[Collected data entries]
• • • • •

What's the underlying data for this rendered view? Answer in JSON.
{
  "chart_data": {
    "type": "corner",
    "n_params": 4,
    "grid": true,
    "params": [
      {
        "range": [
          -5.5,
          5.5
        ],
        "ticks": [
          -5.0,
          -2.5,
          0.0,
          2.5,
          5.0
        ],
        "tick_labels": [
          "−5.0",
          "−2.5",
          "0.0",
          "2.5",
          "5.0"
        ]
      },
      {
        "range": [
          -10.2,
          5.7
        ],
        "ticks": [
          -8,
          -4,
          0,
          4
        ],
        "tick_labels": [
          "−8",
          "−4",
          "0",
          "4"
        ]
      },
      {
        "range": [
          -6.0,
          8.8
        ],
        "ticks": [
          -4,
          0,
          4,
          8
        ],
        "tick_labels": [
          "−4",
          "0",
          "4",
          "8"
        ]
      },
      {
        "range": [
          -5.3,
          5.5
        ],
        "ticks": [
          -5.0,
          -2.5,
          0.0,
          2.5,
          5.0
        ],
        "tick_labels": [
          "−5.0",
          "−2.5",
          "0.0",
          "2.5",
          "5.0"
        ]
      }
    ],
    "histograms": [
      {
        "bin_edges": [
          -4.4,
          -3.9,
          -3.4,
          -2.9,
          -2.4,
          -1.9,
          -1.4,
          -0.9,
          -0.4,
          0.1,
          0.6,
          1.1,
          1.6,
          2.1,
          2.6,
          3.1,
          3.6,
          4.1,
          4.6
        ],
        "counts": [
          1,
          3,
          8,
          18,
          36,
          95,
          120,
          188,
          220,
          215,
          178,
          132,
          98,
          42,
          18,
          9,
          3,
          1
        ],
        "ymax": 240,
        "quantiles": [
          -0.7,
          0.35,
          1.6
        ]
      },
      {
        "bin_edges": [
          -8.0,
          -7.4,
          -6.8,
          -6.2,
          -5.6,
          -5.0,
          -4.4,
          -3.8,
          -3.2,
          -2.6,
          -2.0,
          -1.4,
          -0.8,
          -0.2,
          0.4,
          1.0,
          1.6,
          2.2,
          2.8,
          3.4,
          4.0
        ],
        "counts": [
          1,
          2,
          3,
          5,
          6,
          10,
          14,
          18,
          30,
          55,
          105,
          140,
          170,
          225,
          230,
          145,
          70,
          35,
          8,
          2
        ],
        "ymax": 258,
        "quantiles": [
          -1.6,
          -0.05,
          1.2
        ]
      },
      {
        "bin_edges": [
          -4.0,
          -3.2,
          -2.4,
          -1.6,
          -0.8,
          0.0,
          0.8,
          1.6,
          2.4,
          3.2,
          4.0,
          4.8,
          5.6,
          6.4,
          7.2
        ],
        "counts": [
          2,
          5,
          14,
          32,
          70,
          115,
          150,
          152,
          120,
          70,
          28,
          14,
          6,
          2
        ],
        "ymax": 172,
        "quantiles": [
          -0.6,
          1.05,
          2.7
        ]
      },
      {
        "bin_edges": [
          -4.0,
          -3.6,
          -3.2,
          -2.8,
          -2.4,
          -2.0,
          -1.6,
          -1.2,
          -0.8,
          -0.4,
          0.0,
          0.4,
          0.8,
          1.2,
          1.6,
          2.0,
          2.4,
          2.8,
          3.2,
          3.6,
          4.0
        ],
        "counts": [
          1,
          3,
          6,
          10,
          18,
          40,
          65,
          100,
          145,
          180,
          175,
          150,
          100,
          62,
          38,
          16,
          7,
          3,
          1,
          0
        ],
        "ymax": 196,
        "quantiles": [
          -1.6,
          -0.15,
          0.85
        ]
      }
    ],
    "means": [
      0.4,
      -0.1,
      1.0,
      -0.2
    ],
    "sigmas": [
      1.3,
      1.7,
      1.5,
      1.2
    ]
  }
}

• • • • •

• **TASK TO CARRY OUT**
Extract all of the data shown above without alteration.

• **THE RESULT**
What's the underlying data for this rendered view? Answer in JSON.
{
  "chart_data": {
    "type": "corner",
    "n_params": 4,
    "grid": true,
    "params": [
      {
        "range": [
          -5.5,
          5.5
        ],
        "ticks": [
          -5.0,
          -2.5,
          0.0,
          2.5,
          5.0
        ],
        "tick_labels": [
          "−5.0",
          "−2.5",
          "0.0",
          "2.5",
          "5.0"
        ]
      },
      {
        "range": [
          -10.2,
          5.7
        ],
        "ticks": [
          -8,
          -4,
          0,
          4
        ],
        "tick_labels": [
          "−8",
          "−4",
          "0",
          "4"
        ]
      },
      {
        "range": [
          -6.0,
          8.8
        ],
        "ticks": [
          -4,
          0,
          4,
          8
        ],
        "tick_labels": [
          "−4",
          "0",
          "4",
          "8"
        ]
      },
      {
        "range": [
          -5.3,
          5.5
        ],
        "ticks": [
          -5.0,
          -2.5,
          0.0,
          2.5,
          5.0
        ],
        "tick_labels": [
          "−5.0",
          "−2.5",
          "0.0",
          "2.5",
          "5.0"
        ]
      }
    ],
    "histograms": [
      {
        "bin_edges": [
          -4.4,
          -3.9,
          -3.4,
          -2.9,
          -2.4,
          -1.9,
          -1.4,
          -0.9,
          -0.4,
          0.1,
          0.6,
          1.1,
          1.6,
          2.1,
          2.6,
          3.1,
          3.6,
          4.1,
          4.6
        ],
        "counts": [
          1,
          3,
          8,
          18,
          36,
          95,
          120,
          188,
          220,
          215,
          178,
          132,
          98,
          42,
          18,
          9,
          3,
          1
        ],
        "ymax": 240,
        "quantiles": [
          -0.7,
          0.35,
          1.6
        ]
      },
      {
        "bin_edges": [
          -8.0,
          -7.4,
          -6.8,
          -6.2,
          -5.6,
          -5.0,
          -4.4,
          -3.8,
          -3.2,
          -2.6,
          -2.0,
          -1.4,
          -0.8,
          -0.2,
          0.4,
          1.0,
          1.6,
          2.2,
          2.8,
          3.4,
          4.0
        ],
        "counts": [
          1,
          2,
          3,
          5,
          6,
          10,
          14,
          18,
          30,
          55,
          105,
          140,
          170,
          225,
          230,
          145,
          70,
          35,
          8,
          2
        ],
        "ymax": 258,
        "quantiles": [
          -1.6,
          -0.05,
          1.2
        ]
      },
      {
        "bin_edges": [
          -4.0,
          -3.2,
          -2.4,
          -1.6,
          -0.8,
          0.0,
          0.8,
          1.6,
          2.4,
          3.2,
          4.0,
          4.8,
          5.6,
          6.4,
          7.2
        ],
        "counts": [
          2,
          5,
          14,
          32,
          70,
          115,
          150,
          152,
          120,
          70,
          28,
          14,
          6,
          2
        ],
        "ymax": 172,
        "quantiles": [
          -0.6,
          1.05,
          2.7
        ]
      },
      {
        "bin_edges": [
          -4.0,
          -3.6,
          -3.2,
          -2.8,
          -2.4,
          -2.0,
          -1.6,
          -1.2,
          -0.8,
          -0.4,
          0.0,
          0.4,
          0.8,
          1.2,
          1.6,
          2.0,
          2.4,
          2.8,
          3.2,
          3.6,
          4.0
        ],
        "counts": [
          1,
          3,
          6,
          10,
          18,
          40,
          65,
          100,
          145,
          180,
          175,
          150,
          100,
          62,
          38,
          16,
          7,
          3,
          1,
          0
        ],
        "ymax": 196,
        "quantiles": [
          -1.6,
          -0.15,
          0.85
        ]
      }
    ],
    "means": [
      0.4,
      -0.1,
      1.0,
      -0.2
    ],
    "sigmas": [
      1.3,
      1.7,
      1.5,
      1.2
    ]
  }
}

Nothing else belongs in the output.